**Requirements**
Keep the wording of each record exactly the same when you repeat it, and leave out pictures.
|---|
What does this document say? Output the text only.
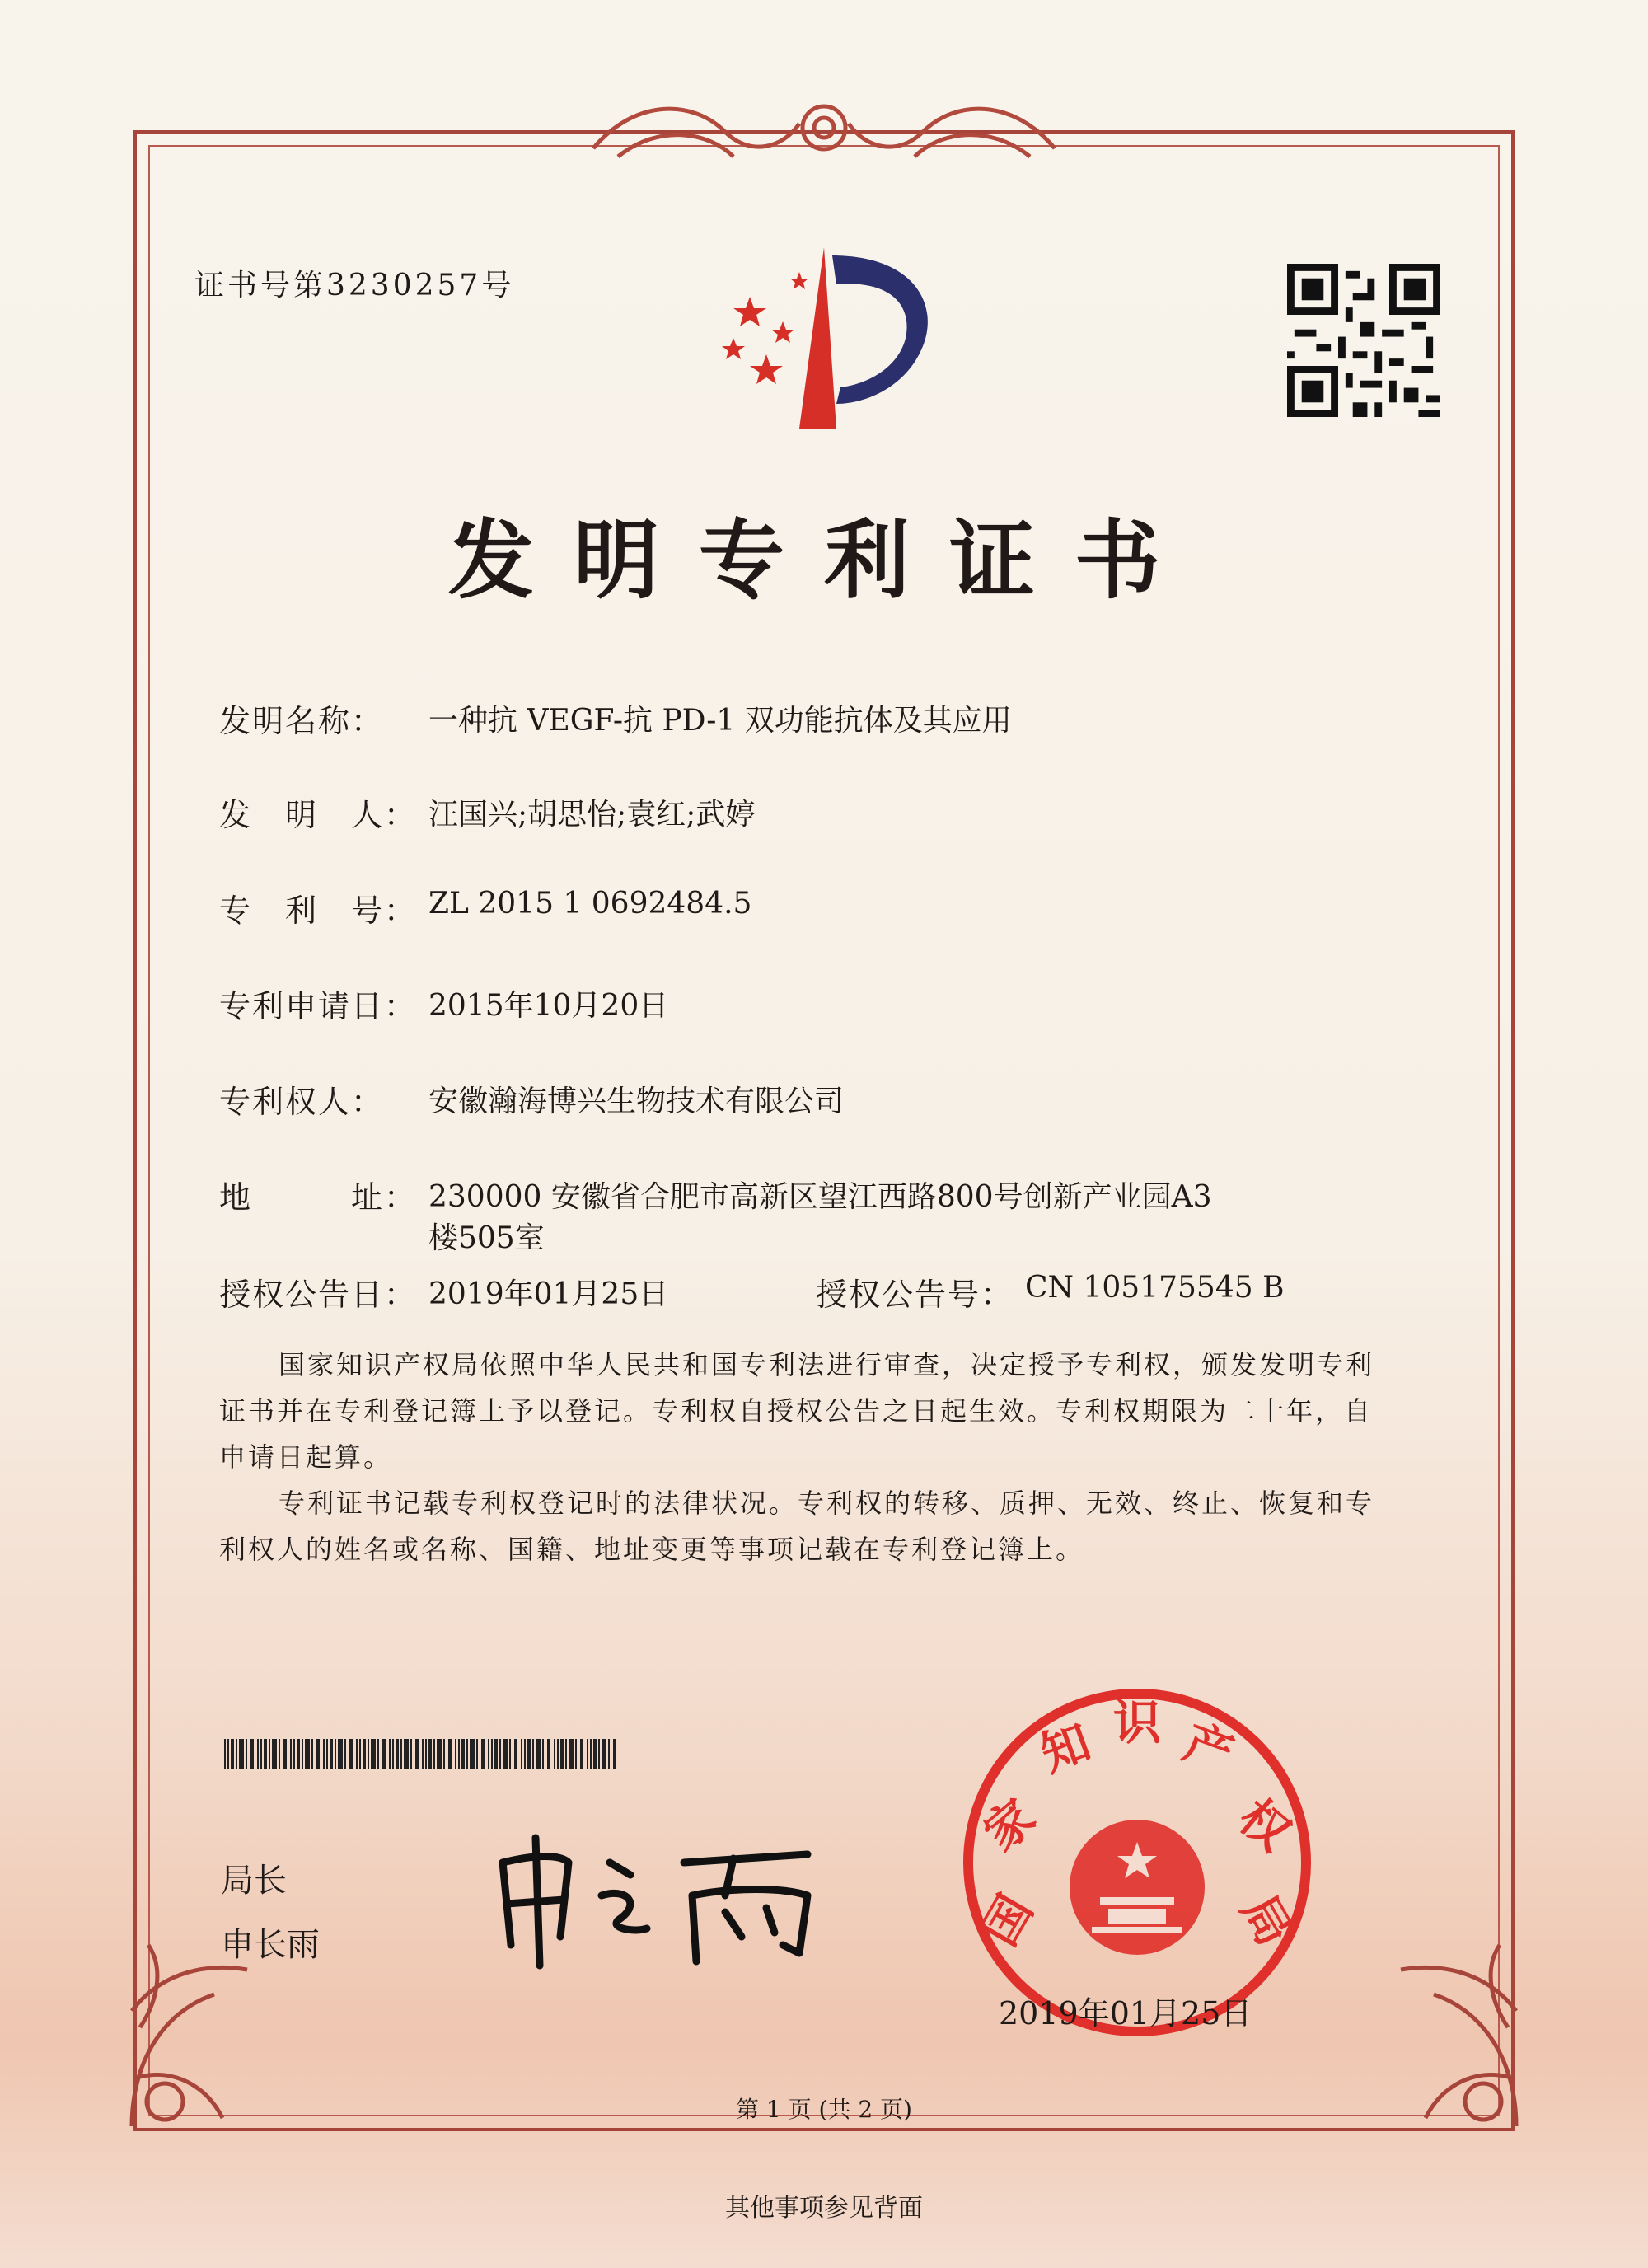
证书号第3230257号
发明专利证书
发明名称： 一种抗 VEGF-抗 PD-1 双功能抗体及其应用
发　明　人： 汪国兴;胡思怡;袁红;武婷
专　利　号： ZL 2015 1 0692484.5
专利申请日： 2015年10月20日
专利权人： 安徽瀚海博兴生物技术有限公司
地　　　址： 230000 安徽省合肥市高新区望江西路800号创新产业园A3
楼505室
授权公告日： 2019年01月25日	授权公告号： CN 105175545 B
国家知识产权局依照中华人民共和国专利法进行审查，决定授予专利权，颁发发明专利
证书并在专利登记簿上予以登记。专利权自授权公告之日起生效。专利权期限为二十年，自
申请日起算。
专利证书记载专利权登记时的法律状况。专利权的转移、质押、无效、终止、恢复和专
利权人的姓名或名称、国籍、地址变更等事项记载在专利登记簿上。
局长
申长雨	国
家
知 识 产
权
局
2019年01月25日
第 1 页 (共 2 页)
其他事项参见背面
|---|
**Solution to this task**
What does this document say? Output the text only.
证书号第3230257号
发明专利证书
发明名称： 一种抗 VEGF-抗 PD-1 双功能抗体及其应用
发　明　人： 汪国兴;胡思怡;袁红;武婷
专　利　号： ZL 2015 1 0692484.5
专利申请日： 2015年10月20日
专利权人： 安徽瀚海博兴生物技术有限公司
地　　　址： 230000 安徽省合肥市高新区望江西路800号创新产业园A3
楼505室
授权公告日： 2019年01月25日	授权公告号： CN 105175545 B
国家知识产权局依照中华人民共和国专利法进行审查，决定授予专利权，颁发发明专利
证书并在专利登记簿上予以登记。专利权自授权公告之日起生效。专利权期限为二十年，自
申请日起算。
专利证书记载专利权登记时的法律状况。专利权的转移、质押、无效、终止、恢复和专
利权人的姓名或名称、国籍、地址变更等事项记载在专利登记簿上。
局长
申长雨	国
家
知 识 产
权
局
2019年01月25日
第 1 页 (共 2 页)
其他事项参见背面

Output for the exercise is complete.